### EXERCISE MATERIAL
_ _ _ _ _ _ _
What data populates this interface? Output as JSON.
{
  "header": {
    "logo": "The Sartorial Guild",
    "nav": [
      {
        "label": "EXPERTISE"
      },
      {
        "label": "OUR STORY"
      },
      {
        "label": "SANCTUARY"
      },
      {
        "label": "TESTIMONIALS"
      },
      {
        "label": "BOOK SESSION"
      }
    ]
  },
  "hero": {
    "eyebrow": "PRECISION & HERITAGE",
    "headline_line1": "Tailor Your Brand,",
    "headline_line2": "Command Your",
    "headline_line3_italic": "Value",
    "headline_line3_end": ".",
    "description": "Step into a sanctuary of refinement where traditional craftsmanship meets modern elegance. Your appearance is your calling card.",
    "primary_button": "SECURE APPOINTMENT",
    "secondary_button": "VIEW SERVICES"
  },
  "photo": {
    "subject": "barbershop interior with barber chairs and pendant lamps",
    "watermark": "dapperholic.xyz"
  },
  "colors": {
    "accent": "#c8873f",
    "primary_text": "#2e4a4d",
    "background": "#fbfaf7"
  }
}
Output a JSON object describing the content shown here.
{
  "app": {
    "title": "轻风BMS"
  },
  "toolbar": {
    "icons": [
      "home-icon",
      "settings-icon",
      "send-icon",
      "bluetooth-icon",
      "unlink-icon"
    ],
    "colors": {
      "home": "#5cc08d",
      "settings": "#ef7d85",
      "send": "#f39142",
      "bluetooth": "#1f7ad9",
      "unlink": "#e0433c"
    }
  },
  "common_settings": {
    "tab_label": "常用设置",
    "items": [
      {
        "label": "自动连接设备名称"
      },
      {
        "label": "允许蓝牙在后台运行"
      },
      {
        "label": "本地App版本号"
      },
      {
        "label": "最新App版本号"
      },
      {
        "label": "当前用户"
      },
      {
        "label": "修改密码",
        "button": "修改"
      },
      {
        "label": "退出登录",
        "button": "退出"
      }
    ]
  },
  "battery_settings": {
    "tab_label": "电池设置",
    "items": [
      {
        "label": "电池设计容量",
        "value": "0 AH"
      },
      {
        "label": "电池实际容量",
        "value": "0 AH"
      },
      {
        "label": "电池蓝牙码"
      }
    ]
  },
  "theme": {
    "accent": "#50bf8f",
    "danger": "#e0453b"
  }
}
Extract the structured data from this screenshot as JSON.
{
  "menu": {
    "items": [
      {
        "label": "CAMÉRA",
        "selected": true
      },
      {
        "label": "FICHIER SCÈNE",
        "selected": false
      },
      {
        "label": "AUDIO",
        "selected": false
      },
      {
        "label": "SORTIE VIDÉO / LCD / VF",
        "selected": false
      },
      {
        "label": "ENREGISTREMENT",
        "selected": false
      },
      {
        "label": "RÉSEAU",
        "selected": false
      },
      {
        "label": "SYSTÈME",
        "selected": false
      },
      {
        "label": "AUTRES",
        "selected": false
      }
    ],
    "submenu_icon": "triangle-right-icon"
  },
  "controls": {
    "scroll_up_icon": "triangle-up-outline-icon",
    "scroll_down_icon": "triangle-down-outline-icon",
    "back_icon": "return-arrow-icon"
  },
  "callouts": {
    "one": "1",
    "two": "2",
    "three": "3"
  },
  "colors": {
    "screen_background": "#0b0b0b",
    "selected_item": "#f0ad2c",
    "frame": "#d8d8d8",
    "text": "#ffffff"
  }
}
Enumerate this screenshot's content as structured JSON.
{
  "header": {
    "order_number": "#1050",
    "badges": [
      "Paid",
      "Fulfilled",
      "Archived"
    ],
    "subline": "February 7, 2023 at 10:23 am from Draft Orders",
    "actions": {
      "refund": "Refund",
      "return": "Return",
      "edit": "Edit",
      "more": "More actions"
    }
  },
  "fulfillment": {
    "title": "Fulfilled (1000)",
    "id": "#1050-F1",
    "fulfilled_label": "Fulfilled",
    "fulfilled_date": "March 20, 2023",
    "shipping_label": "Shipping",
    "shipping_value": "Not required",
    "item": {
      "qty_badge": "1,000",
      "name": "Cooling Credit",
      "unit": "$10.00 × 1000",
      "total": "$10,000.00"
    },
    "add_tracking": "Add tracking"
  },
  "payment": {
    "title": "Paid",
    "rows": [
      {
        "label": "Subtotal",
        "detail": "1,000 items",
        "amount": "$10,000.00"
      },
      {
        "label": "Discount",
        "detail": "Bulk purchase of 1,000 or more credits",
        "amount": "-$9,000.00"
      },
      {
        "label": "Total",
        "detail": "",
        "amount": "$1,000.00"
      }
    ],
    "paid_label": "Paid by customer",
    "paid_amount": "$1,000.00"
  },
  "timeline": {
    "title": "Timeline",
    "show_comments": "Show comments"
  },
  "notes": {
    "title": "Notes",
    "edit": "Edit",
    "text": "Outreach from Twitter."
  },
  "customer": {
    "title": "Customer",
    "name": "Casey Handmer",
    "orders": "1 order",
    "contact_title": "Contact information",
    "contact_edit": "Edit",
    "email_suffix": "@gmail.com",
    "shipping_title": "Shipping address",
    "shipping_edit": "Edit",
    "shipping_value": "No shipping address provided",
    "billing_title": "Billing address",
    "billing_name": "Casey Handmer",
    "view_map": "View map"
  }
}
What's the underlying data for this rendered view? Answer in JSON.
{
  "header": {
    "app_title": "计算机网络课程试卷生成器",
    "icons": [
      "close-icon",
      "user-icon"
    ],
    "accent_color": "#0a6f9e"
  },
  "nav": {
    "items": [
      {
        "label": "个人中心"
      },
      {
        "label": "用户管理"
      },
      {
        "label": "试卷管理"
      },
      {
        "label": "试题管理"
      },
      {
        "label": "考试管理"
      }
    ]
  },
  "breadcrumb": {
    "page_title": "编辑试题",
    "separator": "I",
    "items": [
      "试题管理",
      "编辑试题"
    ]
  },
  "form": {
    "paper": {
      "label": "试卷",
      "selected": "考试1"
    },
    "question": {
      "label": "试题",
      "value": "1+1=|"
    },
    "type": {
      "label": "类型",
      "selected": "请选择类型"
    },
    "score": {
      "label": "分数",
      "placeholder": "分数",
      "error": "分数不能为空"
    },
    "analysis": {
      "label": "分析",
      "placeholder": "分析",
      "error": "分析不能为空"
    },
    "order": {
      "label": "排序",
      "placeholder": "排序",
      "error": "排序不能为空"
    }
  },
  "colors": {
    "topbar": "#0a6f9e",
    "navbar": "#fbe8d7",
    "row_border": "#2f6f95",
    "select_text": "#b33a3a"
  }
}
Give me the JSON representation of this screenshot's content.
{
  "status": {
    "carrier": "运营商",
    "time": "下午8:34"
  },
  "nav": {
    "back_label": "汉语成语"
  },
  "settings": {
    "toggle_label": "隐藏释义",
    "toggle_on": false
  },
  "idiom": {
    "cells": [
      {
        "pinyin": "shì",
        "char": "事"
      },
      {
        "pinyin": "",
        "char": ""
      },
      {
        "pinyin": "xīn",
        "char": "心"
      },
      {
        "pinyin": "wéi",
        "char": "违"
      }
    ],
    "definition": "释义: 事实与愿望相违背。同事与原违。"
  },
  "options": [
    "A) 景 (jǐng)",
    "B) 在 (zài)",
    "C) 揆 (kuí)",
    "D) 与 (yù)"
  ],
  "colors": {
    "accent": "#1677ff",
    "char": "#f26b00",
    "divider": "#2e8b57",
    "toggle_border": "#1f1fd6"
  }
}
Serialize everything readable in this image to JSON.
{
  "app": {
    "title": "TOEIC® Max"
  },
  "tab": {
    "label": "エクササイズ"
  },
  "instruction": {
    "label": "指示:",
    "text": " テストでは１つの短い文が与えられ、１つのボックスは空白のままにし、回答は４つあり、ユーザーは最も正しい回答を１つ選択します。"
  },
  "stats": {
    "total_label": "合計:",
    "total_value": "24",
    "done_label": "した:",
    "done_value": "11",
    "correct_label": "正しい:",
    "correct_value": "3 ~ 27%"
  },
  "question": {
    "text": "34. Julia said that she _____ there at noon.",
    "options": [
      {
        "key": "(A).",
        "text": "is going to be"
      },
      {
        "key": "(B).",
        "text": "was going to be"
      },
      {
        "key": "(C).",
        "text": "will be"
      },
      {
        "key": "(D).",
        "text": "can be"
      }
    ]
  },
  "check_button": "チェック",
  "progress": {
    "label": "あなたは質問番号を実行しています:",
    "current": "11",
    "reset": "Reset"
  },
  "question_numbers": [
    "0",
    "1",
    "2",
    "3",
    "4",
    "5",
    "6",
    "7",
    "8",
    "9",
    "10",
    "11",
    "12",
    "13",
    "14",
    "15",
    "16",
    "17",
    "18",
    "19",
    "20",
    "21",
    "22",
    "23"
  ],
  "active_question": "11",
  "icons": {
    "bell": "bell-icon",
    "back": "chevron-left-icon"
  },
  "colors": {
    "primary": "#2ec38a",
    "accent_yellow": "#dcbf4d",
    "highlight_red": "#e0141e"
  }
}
_ _ _ _ _ _ _
### INSTRUCTION
What is the number of lines in the listing that include the word "Casey"? Give that number and nothing else.

### ANSWER TO THIS TASK
2